*Recorded data:*
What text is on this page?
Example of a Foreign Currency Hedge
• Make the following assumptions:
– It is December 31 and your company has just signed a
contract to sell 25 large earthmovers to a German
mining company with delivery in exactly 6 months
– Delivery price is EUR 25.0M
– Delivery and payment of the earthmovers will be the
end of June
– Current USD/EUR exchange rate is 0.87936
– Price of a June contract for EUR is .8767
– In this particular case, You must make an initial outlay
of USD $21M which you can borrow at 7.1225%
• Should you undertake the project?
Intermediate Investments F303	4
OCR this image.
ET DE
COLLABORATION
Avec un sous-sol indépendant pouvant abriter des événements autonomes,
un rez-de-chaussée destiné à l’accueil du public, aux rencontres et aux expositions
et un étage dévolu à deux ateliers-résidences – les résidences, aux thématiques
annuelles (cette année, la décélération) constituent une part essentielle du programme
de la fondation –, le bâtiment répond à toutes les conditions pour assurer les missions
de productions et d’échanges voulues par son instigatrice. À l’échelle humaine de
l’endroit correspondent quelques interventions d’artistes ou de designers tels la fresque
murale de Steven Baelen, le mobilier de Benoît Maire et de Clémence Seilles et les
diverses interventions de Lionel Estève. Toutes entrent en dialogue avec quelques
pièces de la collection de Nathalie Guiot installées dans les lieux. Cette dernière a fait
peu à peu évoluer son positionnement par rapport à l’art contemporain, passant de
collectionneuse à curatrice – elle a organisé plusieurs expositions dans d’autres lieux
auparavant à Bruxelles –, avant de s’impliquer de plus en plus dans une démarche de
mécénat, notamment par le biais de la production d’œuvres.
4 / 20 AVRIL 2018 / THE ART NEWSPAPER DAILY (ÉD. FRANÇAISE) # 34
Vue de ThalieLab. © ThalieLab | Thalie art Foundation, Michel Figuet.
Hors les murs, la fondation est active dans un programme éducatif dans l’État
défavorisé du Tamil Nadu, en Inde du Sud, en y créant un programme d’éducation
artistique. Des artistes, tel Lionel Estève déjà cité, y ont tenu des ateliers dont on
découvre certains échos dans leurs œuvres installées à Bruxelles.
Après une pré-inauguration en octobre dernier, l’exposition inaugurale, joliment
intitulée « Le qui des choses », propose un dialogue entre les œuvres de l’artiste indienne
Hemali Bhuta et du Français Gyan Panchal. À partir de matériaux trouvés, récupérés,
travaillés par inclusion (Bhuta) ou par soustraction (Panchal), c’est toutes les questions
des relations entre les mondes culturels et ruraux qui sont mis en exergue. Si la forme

*REQUIREMENTS:* Every line above should be retyped exactly as given.

*ANSWER FOR THE TASK:*
What text is on this page?
Example of a Foreign Currency Hedge
• Make the following assumptions:
– It is December 31 and your company has just signed a
contract to sell 25 large earthmovers to a German
mining company with delivery in exactly 6 months
– Delivery price is EUR 25.0M
– Delivery and payment of the earthmovers will be the
end of June
– Current USD/EUR exchange rate is 0.87936
– Price of a June contract for EUR is .8767
– In this particular case, You must make an initial outlay
of USD $21M which you can borrow at 7.1225%
• Should you undertake the project?
Intermediate Investments F303	4
OCR this image.
ET DE
COLLABORATION
Avec un sous-sol indépendant pouvant abriter des événements autonomes,
un rez-de-chaussée destiné à l’accueil du public, aux rencontres et aux expositions
et un étage dévolu à deux ateliers-résidences – les résidences, aux thématiques
annuelles (cette année, la décélération) constituent une part essentielle du programme
de la fondation –, le bâtiment répond à toutes les conditions pour assurer les missions
de productions et d’échanges voulues par son instigatrice. À l’échelle humaine de
l’endroit correspondent quelques interventions d’artistes ou de designers tels la fresque
murale de Steven Baelen, le mobilier de Benoît Maire et de Clémence Seilles et les
diverses interventions de Lionel Estève. Toutes entrent en dialogue avec quelques
pièces de la collection de Nathalie Guiot installées dans les lieux. Cette dernière a fait
peu à peu évoluer son positionnement par rapport à l’art contemporain, passant de
collectionneuse à curatrice – elle a organisé plusieurs expositions dans d’autres lieux
auparavant à Bruxelles –, avant de s’impliquer de plus en plus dans une démarche de
mécénat, notamment par le biais de la production d’œuvres.
4 / 20 AVRIL 2018 / THE ART NEWSPAPER DAILY (ÉD. FRANÇAISE) # 34
Vue de ThalieLab. © ThalieLab | Thalie art Foundation, Michel Figuet.
Hors les murs, la fondation est active dans un programme éducatif dans l’État
défavorisé du Tamil Nadu, en Inde du Sud, en y créant un programme d’éducation
artistique. Des artistes, tel Lionel Estève déjà cité, y ont tenu des ateliers dont on
découvre certains échos dans leurs œuvres installées à Bruxelles.
Après une pré-inauguration en octobre dernier, l’exposition inaugurale, joliment
intitulée « Le qui des choses », propose un dialogue entre les œuvres de l’artiste indienne
Hemali Bhuta et du Français Gyan Panchal. À partir de matériaux trouvés, récupérés,
travaillés par inclusion (Bhuta) ou par soustraction (Panchal), c’est toutes les questions
des relations entre les mondes culturels et ruraux qui sont mis en exergue. Si la forme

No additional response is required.